Supplied entries:
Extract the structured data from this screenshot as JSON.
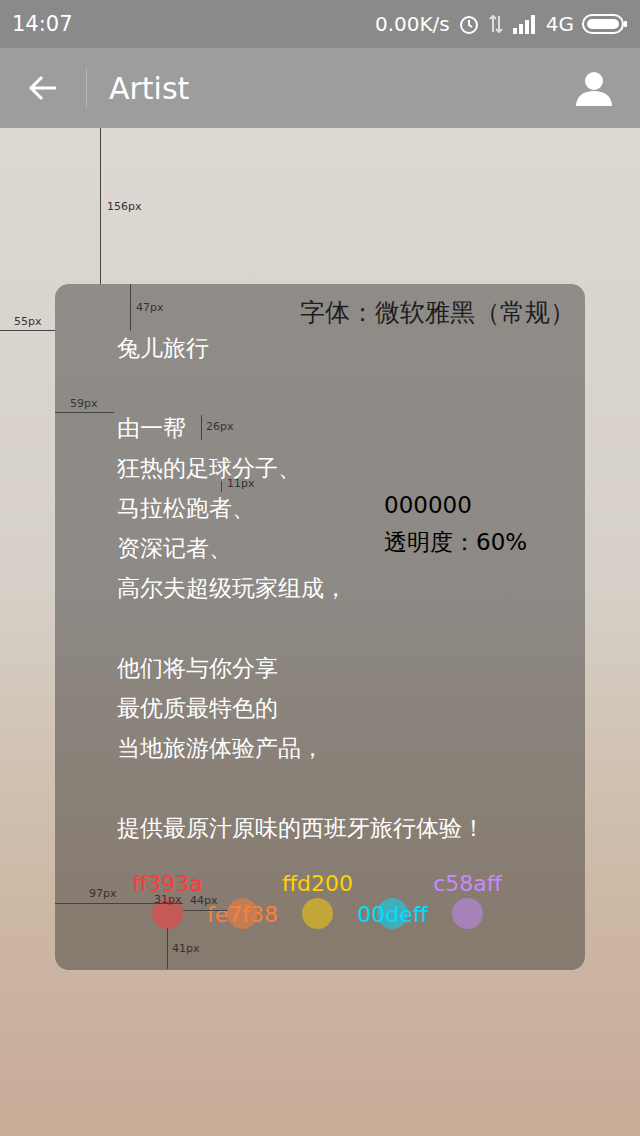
{
  "status_bar": {
    "time": "14:07",
    "speed": "0.00K/s",
    "network": "4G"
  },
  "app_bar": {
    "title": "Artist"
  },
  "card": {
    "font_note": "字体：微软雅黑（常规）",
    "color_note": [
      "000000",
      "透明度：60%"
    ],
    "paragraphs": [
      [
        "兔儿旅行"
      ],
      [
        "由一帮",
        "狂热的足球分子、",
        "马拉松跑者、",
        "资深记者、",
        "高尔夫超级玩家组成，"
      ],
      [
        "他们将与你分享",
        "最优质最特色的",
        "当地旅游体验产品，"
      ],
      [
        "提供最原汁原味的西班牙旅行体验！"
      ]
    ]
  },
  "dots": [
    {
      "label": "ff393a",
      "color": "#ff393a"
    },
    {
      "label": "fe7f38",
      "color": "#fe7f38"
    },
    {
      "label": "ffd200",
      "color": "#ffd200"
    },
    {
      "label": "00deff",
      "color": "#00deff"
    },
    {
      "label": "c58aff",
      "color": "#c58aff"
    }
  ],
  "measurements": [
    {
      "label": "156px"
    },
    {
      "label": "47px"
    },
    {
      "label": "55px"
    },
    {
      "label": "59px"
    },
    {
      "label": "26px"
    },
    {
      "label": "11px"
    },
    {
      "label": "97px"
    },
    {
      "label": "31px"
    },
    {
      "label": "44px"
    },
    {
      "label": "41px"
    }
  ]
}
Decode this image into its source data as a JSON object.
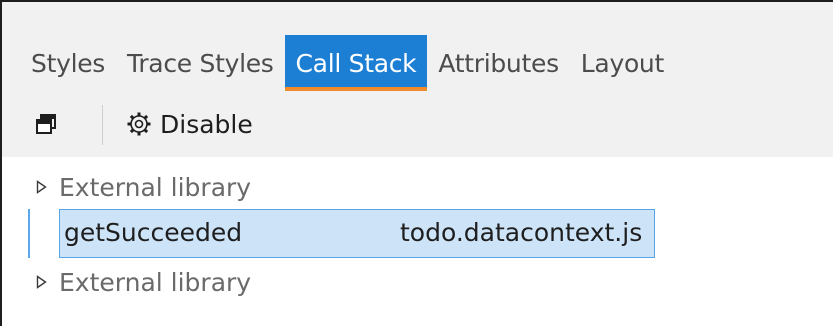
{
  "tabs": [
    {
      "label": "Styles",
      "active": false
    },
    {
      "label": "Trace Styles",
      "active": false
    },
    {
      "label": "Call Stack",
      "active": true
    },
    {
      "label": "Attributes",
      "active": false
    },
    {
      "label": "Layout",
      "active": false
    }
  ],
  "toolbar": {
    "copy_icon": "windows-stack-icon",
    "disable_icon": "gear-icon",
    "disable_label": "Disable"
  },
  "call_stack": {
    "frames": [
      {
        "kind": "group",
        "label": "External library",
        "expanded": false
      },
      {
        "kind": "frame",
        "function": "getSucceeded",
        "file": "todo.datacontext.js",
        "selected": true
      },
      {
        "kind": "group",
        "label": "External library",
        "expanded": false
      }
    ]
  },
  "colors": {
    "active_tab_bg": "#1c7fd4",
    "active_tab_underline": "#f08a2d",
    "selection_bg": "#cde3f7",
    "selection_border": "#56a3e6",
    "header_bg": "#f1f1f1"
  }
}
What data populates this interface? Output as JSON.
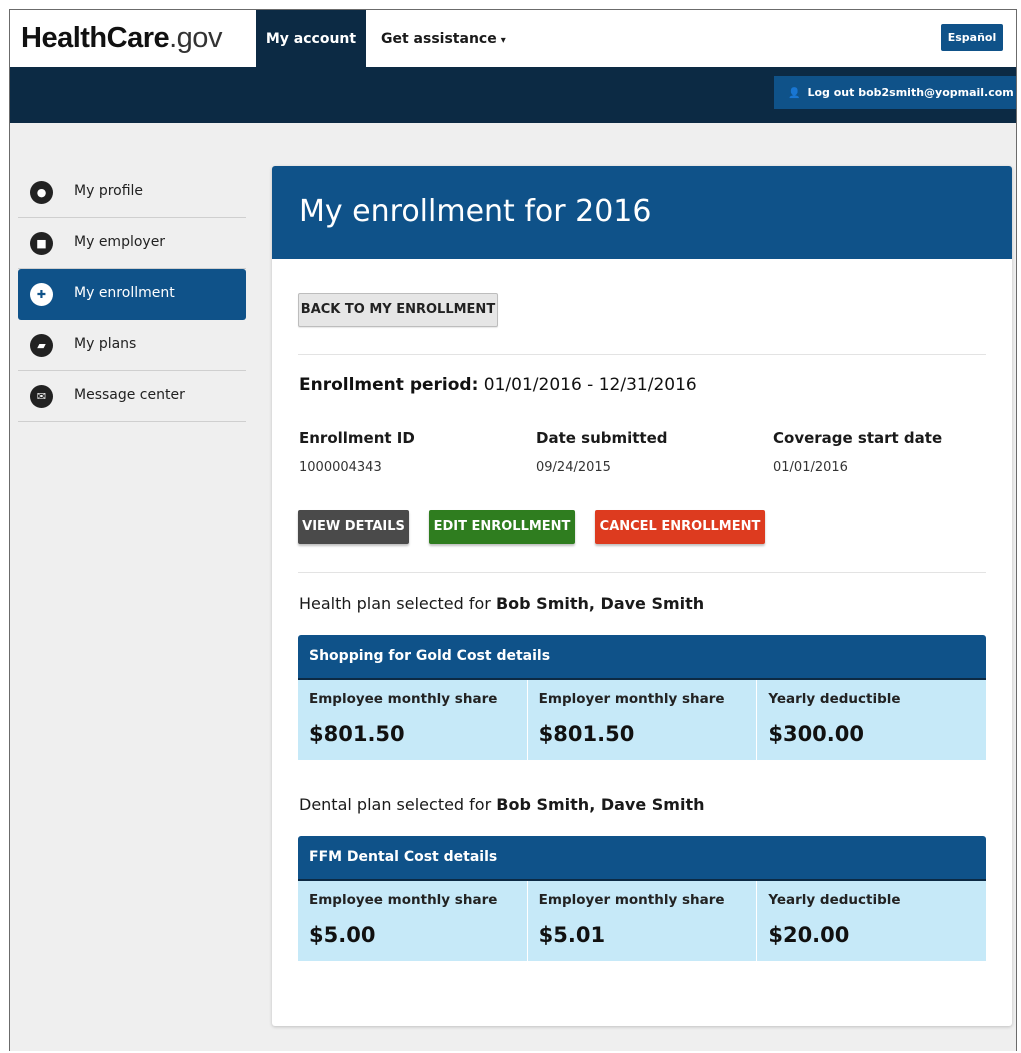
{
  "header": {
    "logo_health_care": "HealthCare",
    "logo_gov": ".gov",
    "nav_my_account": "My account",
    "nav_get_assistance": "Get assistance",
    "nav_caret": "▾",
    "espanol": "Español",
    "logout_icon": "👤",
    "logout": "Log out bob2smith@yopmail.com"
  },
  "sidebar": {
    "items": [
      {
        "label": "My profile",
        "icon": "person-icon",
        "glyph": "●"
      },
      {
        "label": "My employer",
        "icon": "briefcase-icon",
        "glyph": "■"
      },
      {
        "label": "My enrollment",
        "icon": "medical-kit-icon",
        "glyph": "✚",
        "active": true
      },
      {
        "label": "My plans",
        "icon": "document-icon",
        "glyph": "▰"
      },
      {
        "label": "Message center",
        "icon": "envelope-icon",
        "glyph": "✉"
      }
    ]
  },
  "main": {
    "title": "My enrollment for 2016",
    "back_button": "BACK TO MY ENROLLMENT",
    "period_label": "Enrollment period:",
    "period_value": " 01/01/2016 - 12/31/2016",
    "columns": [
      {
        "label": "Enrollment ID",
        "value": "1000004343"
      },
      {
        "label": "Date submitted",
        "value": "09/24/2015"
      },
      {
        "label": "Coverage start date",
        "value": "01/01/2016"
      }
    ],
    "view_details": "VIEW DETAILS",
    "edit_enrollment": "EDIT ENROLLMENT",
    "cancel_enrollment": "CANCEL ENROLLMENT",
    "health": {
      "selected_prefix": "Health plan selected for ",
      "selected_names": "Bob Smith, Dave Smith",
      "table_title": "Shopping for Gold Cost details",
      "cells": [
        {
          "label": "Employee monthly share",
          "value": "$801.50"
        },
        {
          "label": "Employer monthly share",
          "value": "$801.50"
        },
        {
          "label": "Yearly deductible",
          "value": "$300.00"
        }
      ]
    },
    "dental": {
      "selected_prefix": "Dental plan selected for ",
      "selected_names": "Bob Smith, Dave Smith",
      "table_title": "FFM Dental Cost details",
      "cells": [
        {
          "label": "Employee monthly share",
          "value": "$5.00"
        },
        {
          "label": "Employer monthly share",
          "value": "$5.01"
        },
        {
          "label": "Yearly deductible",
          "value": "$20.00"
        }
      ]
    }
  },
  "colors": {
    "primary_blue": "#0f5289",
    "dark_navy": "#0c2a44",
    "success_green": "#2f7d1f",
    "danger_red": "#dd3b1f",
    "light_blue": "#c6e9f8"
  }
}
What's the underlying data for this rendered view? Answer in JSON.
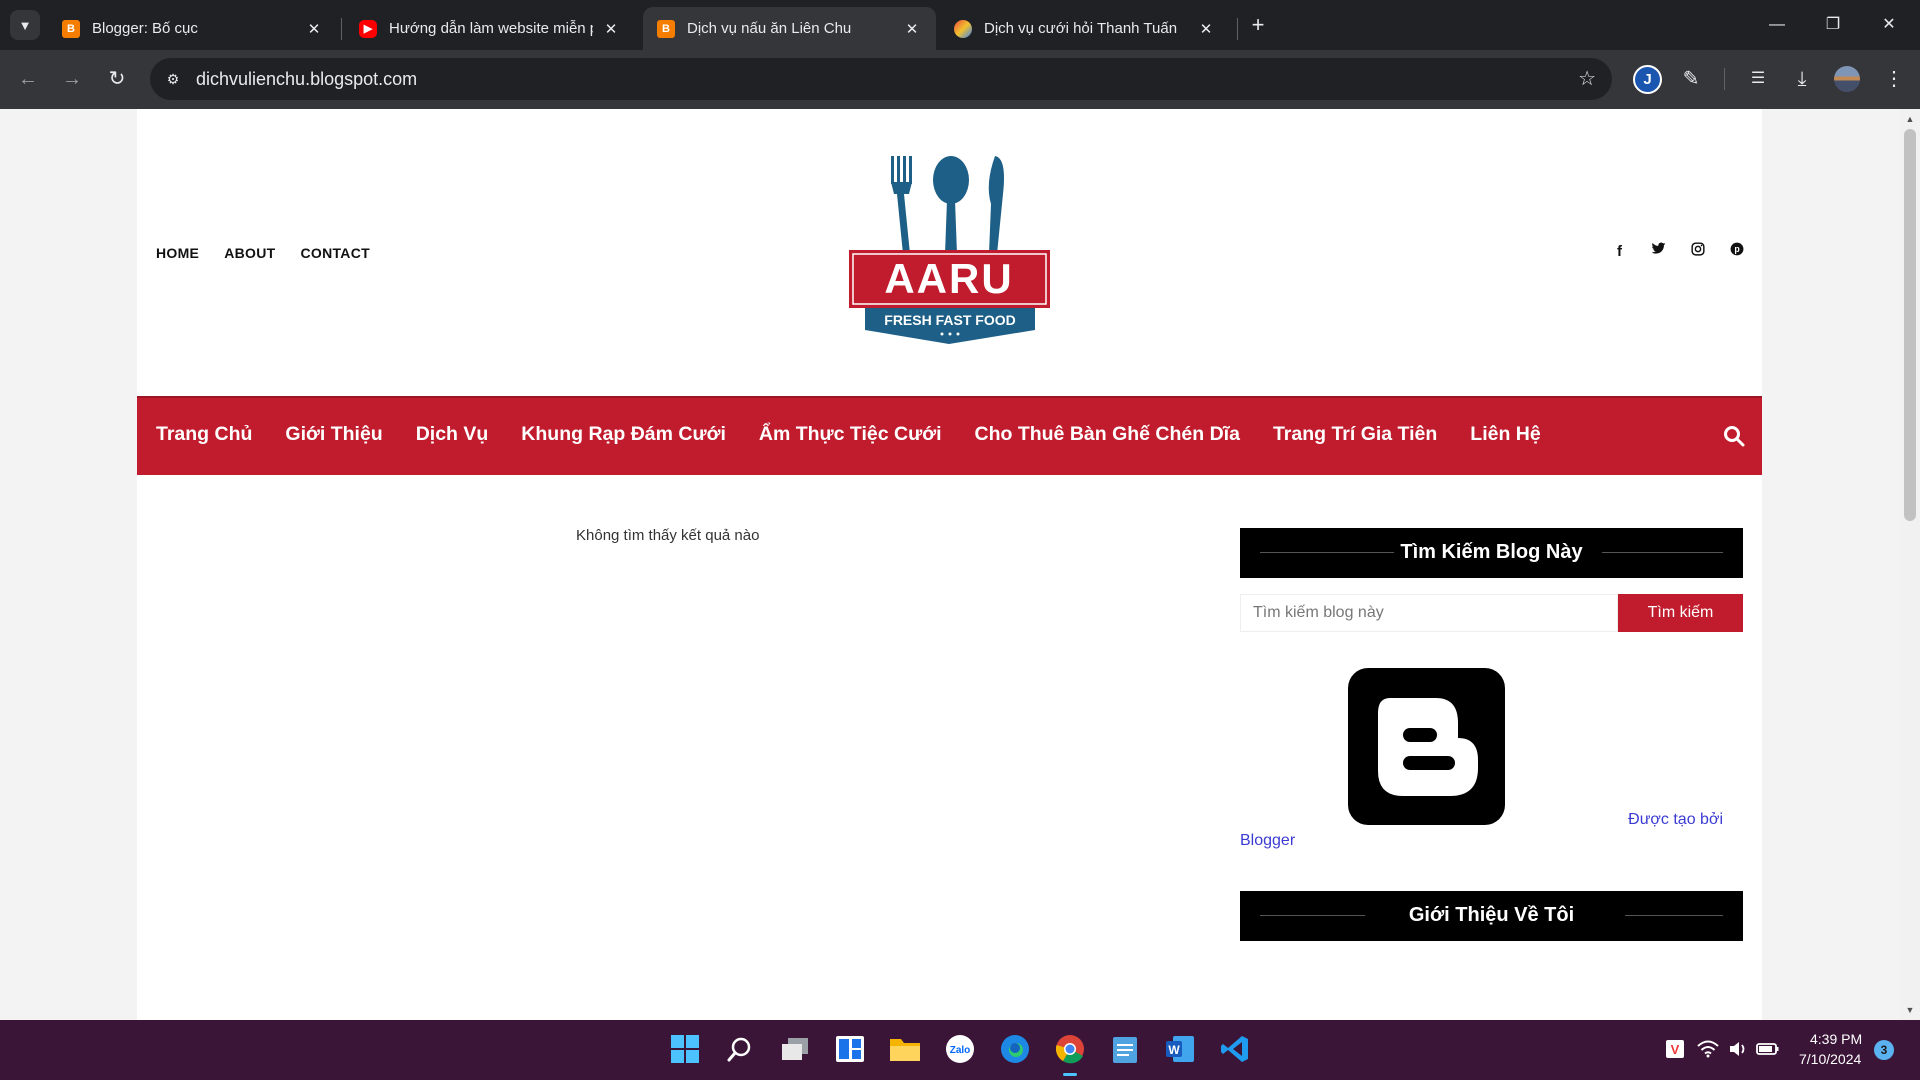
{
  "browser": {
    "tabs": [
      {
        "title": "Blogger: Bố cục",
        "icon": "blogger-icon",
        "active": false
      },
      {
        "title": "Hướng dẫn làm website miễn p",
        "icon": "youtube-icon",
        "active": false
      },
      {
        "title": "Dịch vụ nấu ăn Liên Chu",
        "icon": "blogger-icon",
        "active": true
      },
      {
        "title": "Dịch vụ cưới hỏi Thanh Tuấn",
        "icon": "site-icon",
        "active": false
      }
    ],
    "url": "dichvulienchu.blogspot.com"
  },
  "header": {
    "top_nav": [
      "HOME",
      "ABOUT",
      "CONTACT"
    ],
    "social_icons": [
      "facebook-icon",
      "twitter-icon",
      "instagram-icon",
      "pinterest-icon"
    ],
    "logo": {
      "name": "AARU",
      "tagline": "FRESH FAST FOOD",
      "colors": {
        "red": "#c11c2d",
        "blue": "#1d5f86"
      }
    }
  },
  "main_nav": {
    "items": [
      "Trang Chủ",
      "Giới Thiệu",
      "Dịch Vụ",
      "Khung Rạp Đám Cưới",
      "Ẩm Thực Tiệc Cưới",
      "Cho Thuê Bàn Ghế Chén Dĩa",
      "Trang Trí Gia Tiên",
      "Liên Hệ"
    ],
    "accent": "#c11c2d"
  },
  "content": {
    "no_results": "Không tìm thấy kết quả nào"
  },
  "sidebar": {
    "search_title": "Tìm Kiếm Blog Này",
    "search_placeholder": "Tìm kiếm blog này",
    "search_button": "Tìm kiếm",
    "powered_by": "Được tạo bởi",
    "powered_link": "Blogger",
    "about_title": "Giới Thiệu Về Tôi"
  },
  "taskbar": {
    "time": "4:39 PM",
    "date": "7/10/2024",
    "notifications": "3",
    "apps": [
      "windows-start-icon",
      "search-icon",
      "task-view-icon",
      "widgets-icon",
      "file-explorer-icon",
      "zalo-icon",
      "edge-icon",
      "chrome-icon",
      "notepad-icon",
      "word-icon",
      "vscode-icon"
    ]
  }
}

Requirements:
Set down every entry word for word, but omit the pictures.

Exercise result:
Extract the structured data from this screenshot as JSON.
{
  "status_bar": {
    "time": "14:07",
    "speed": "0.00K/s",
    "network": "4G"
  },
  "app_bar": {
    "title": "Artist"
  },
  "card": {
    "font_note": "字体：微软雅黑（常规）",
    "color_note": [
      "000000",
      "透明度：60%"
    ],
    "paragraphs": [
      [
        "兔儿旅行"
      ],
      [
        "由一帮",
        "狂热的足球分子、",
        "马拉松跑者、",
        "资深记者、",
        "高尔夫超级玩家组成，"
      ],
      [
        "他们将与你分享",
        "最优质最特色的",
        "当地旅游体验产品，"
      ],
      [
        "提供最原汁原味的西班牙旅行体验！"
      ]
    ]
  },
  "dots": [
    {
      "label": "ff393a",
      "color": "#ff393a"
    },
    {
      "label": "fe7f38",
      "color": "#fe7f38"
    },
    {
      "label": "ffd200",
      "color": "#ffd200"
    },
    {
      "label": "00deff",
      "color": "#00deff"
    },
    {
      "label": "c58aff",
      "color": "#c58aff"
    }
  ],
  "measurements": [
    {
      "label": "156px"
    },
    {
      "label": "47px"
    },
    {
      "label": "55px"
    },
    {
      "label": "59px"
    },
    {
      "label": "26px"
    },
    {
      "label": "11px"
    },
    {
      "label": "97px"
    },
    {
      "label": "31px"
    },
    {
      "label": "44px"
    },
    {
      "label": "41px"
    }
  ]
}
Decode this image into its source data as a JSON object.
{
  "tabs": [
    {
      "label": "Styles",
      "active": false
    },
    {
      "label": "Trace Styles",
      "active": false
    },
    {
      "label": "Call Stack",
      "active": true
    },
    {
      "label": "Attributes",
      "active": false
    },
    {
      "label": "Layout",
      "active": false
    }
  ],
  "toolbar": {
    "copy_icon": "windows-stack-icon",
    "disable_icon": "gear-icon",
    "disable_label": "Disable"
  },
  "call_stack": {
    "frames": [
      {
        "kind": "group",
        "label": "External library",
        "expanded": false
      },
      {
        "kind": "frame",
        "function": "getSucceeded",
        "file": "todo.datacontext.js",
        "selected": true
      },
      {
        "kind": "group",
        "label": "External library",
        "expanded": false
      }
    ]
  },
  "colors": {
    "active_tab_bg": "#1c7fd4",
    "active_tab_underline": "#f08a2d",
    "selection_bg": "#cde3f7",
    "selection_border": "#56a3e6",
    "header_bg": "#f1f1f1"
  }
}
What data populates this interface? Output as JSON.
{
  "header": {
    "logo_health_care": "HealthCare",
    "logo_gov": ".gov",
    "nav_my_account": "My account",
    "nav_get_assistance": "Get assistance",
    "nav_caret": "▾",
    "espanol": "Español",
    "logout_icon": "👤",
    "logout": "Log out bob2smith@yopmail.com"
  },
  "sidebar": {
    "items": [
      {
        "label": "My profile",
        "icon": "person-icon",
        "glyph": "●"
      },
      {
        "label": "My employer",
        "icon": "briefcase-icon",
        "glyph": "■"
      },
      {
        "label": "My enrollment",
        "icon": "medical-kit-icon",
        "glyph": "✚",
        "active": true
      },
      {
        "label": "My plans",
        "icon": "document-icon",
        "glyph": "▰"
      },
      {
        "label": "Message center",
        "icon": "envelope-icon",
        "glyph": "✉"
      }
    ]
  },
  "main": {
    "title": "My enrollment for 2016",
    "back_button": "BACK TO MY ENROLLMENT",
    "period_label": "Enrollment period:",
    "period_value": " 01/01/2016 - 12/31/2016",
    "columns": [
      {
        "label": "Enrollment ID",
        "value": "1000004343"
      },
      {
        "label": "Date submitted",
        "value": "09/24/2015"
      },
      {
        "label": "Coverage start date",
        "value": "01/01/2016"
      }
    ],
    "view_details": "VIEW DETAILS",
    "edit_enrollment": "EDIT ENROLLMENT",
    "cancel_enrollment": "CANCEL ENROLLMENT",
    "health": {
      "selected_prefix": "Health plan selected for ",
      "selected_names": "Bob Smith, Dave Smith",
      "table_title": "Shopping for Gold Cost details",
      "cells": [
        {
          "label": "Employee monthly share",
          "value": "$801.50"
        },
        {
          "label": "Employer monthly share",
          "value": "$801.50"
        },
        {
          "label": "Yearly deductible",
          "value": "$300.00"
        }
      ]
    },
    "dental": {
      "selected_prefix": "Dental plan selected for ",
      "selected_names": "Bob Smith, Dave Smith",
      "table_title": "FFM Dental Cost details",
      "cells": [
        {
          "label": "Employee monthly share",
          "value": "$5.00"
        },
        {
          "label": "Employer monthly share",
          "value": "$5.01"
        },
        {
          "label": "Yearly deductible",
          "value": "$20.00"
        }
      ]
    }
  },
  "colors": {
    "primary_blue": "#0f5289",
    "dark_navy": "#0c2a44",
    "success_green": "#2f7d1f",
    "danger_red": "#dd3b1f",
    "light_blue": "#c6e9f8"
  }
}
What's the underlying data for this rendered view? Answer in JSON.
{
  "browser": {
    "tabs": [
      {
        "title": "Blogger: Bố cục",
        "icon": "blogger-icon",
        "active": false
      },
      {
        "title": "Hướng dẫn làm website miễn p",
        "icon": "youtube-icon",
        "active": false
      },
      {
        "title": "Dịch vụ nấu ăn Liên Chu",
        "icon": "blogger-icon",
        "active": true
      },
      {
        "title": "Dịch vụ cưới hỏi Thanh Tuấn",
        "icon": "site-icon",
        "active": false
      }
    ],
    "url": "dichvulienchu.blogspot.com"
  },
  "header": {
    "top_nav": [
      "HOME",
      "ABOUT",
      "CONTACT"
    ],
    "social_icons": [
      "facebook-icon",
      "twitter-icon",
      "instagram-icon",
      "pinterest-icon"
    ],
    "logo": {
      "name": "AARU",
      "tagline": "FRESH FAST FOOD",
      "colors": {
        "red": "#c11c2d",
        "blue": "#1d5f86"
      }
    }
  },
  "main_nav": {
    "items": [
      "Trang Chủ",
      "Giới Thiệu",
      "Dịch Vụ",
      "Khung Rạp Đám Cưới",
      "Ẩm Thực Tiệc Cưới",
      "Cho Thuê Bàn Ghế Chén Dĩa",
      "Trang Trí Gia Tiên",
      "Liên Hệ"
    ],
    "accent": "#c11c2d"
  },
  "content": {
    "no_results": "Không tìm thấy kết quả nào"
  },
  "sidebar": {
    "search_title": "Tìm Kiếm Blog Này",
    "search_placeholder": "Tìm kiếm blog này",
    "search_button": "Tìm kiếm",
    "powered_by": "Được tạo bởi",
    "powered_link": "Blogger",
    "about_title": "Giới Thiệu Về Tôi"
  },
  "taskbar": {
    "time": "4:39 PM",
    "date": "7/10/2024",
    "notifications": "3",
    "apps": [
      "windows-start-icon",
      "search-icon",
      "task-view-icon",
      "widgets-icon",
      "file-explorer-icon",
      "zalo-icon",
      "edge-icon",
      "chrome-icon",
      "notepad-icon",
      "word-icon",
      "vscode-icon"
    ]
  }
}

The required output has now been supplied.